## Stated task:
Print the listing below exactly.

## Records to use:

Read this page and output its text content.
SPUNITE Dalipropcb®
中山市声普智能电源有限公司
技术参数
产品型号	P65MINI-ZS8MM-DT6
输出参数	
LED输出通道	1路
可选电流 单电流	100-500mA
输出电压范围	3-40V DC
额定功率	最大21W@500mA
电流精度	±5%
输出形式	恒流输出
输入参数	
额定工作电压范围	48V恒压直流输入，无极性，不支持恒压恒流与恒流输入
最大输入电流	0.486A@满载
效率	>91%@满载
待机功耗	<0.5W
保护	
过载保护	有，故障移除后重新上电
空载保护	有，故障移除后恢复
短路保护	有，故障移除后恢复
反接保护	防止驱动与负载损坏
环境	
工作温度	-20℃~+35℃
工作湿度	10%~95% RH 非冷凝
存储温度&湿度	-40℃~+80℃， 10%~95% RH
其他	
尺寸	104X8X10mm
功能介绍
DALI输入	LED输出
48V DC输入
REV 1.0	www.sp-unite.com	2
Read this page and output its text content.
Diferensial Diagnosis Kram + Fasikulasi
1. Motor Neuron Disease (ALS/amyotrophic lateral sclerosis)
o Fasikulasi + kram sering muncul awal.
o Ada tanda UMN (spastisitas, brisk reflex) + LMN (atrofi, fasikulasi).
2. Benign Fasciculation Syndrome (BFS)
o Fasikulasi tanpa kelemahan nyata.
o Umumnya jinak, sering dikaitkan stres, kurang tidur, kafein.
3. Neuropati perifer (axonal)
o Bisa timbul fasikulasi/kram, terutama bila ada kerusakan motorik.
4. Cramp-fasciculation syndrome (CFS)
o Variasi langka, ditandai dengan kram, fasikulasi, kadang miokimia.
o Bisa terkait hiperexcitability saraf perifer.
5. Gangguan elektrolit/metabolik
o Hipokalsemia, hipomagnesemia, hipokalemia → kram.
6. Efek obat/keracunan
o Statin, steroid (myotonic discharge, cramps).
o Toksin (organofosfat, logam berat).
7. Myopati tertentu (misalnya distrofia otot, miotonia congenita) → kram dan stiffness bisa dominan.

## Complete response:
Read this page and output its text content.
SPUNITE Dalipropcb®
中山市声普智能电源有限公司
技术参数
产品型号	P65MINI-ZS8MM-DT6
输出参数	
LED输出通道	1路
可选电流 单电流	100-500mA
输出电压范围	3-40V DC
额定功率	最大21W@500mA
电流精度	±5%
输出形式	恒流输出
输入参数	
额定工作电压范围	48V恒压直流输入，无极性，不支持恒压恒流与恒流输入
最大输入电流	0.486A@满载
效率	>91%@满载
待机功耗	<0.5W
保护	
过载保护	有，故障移除后重新上电
空载保护	有，故障移除后恢复
短路保护	有，故障移除后恢复
反接保护	防止驱动与负载损坏
环境	
工作温度	-20℃~+35℃
工作湿度	10%~95% RH 非冷凝
存储温度&湿度	-40℃~+80℃， 10%~95% RH
其他	
尺寸	104X8X10mm
功能介绍
DALI输入	LED输出
48V DC输入
REV 1.0	www.sp-unite.com	2
Read this page and output its text content.
Diferensial Diagnosis Kram + Fasikulasi
1. Motor Neuron Disease (ALS/amyotrophic lateral sclerosis)
o Fasikulasi + kram sering muncul awal.
o Ada tanda UMN (spastisitas, brisk reflex) + LMN (atrofi, fasikulasi).
2. Benign Fasciculation Syndrome (BFS)
o Fasikulasi tanpa kelemahan nyata.
o Umumnya jinak, sering dikaitkan stres, kurang tidur, kafein.
3. Neuropati perifer (axonal)
o Bisa timbul fasikulasi/kram, terutama bila ada kerusakan motorik.
4. Cramp-fasciculation syndrome (CFS)
o Variasi langka, ditandai dengan kram, fasikulasi, kadang miokimia.
o Bisa terkait hiperexcitability saraf perifer.
5. Gangguan elektrolit/metabolik
o Hipokalsemia, hipomagnesemia, hipokalemia → kram.
6. Efek obat/keracunan
o Statin, steroid (myotonic discharge, cramps).
o Toksin (organofosfat, logam berat).
7. Myopati tertentu (misalnya distrofia otot, miotonia congenita) → kram dan stiffness bisa dominan.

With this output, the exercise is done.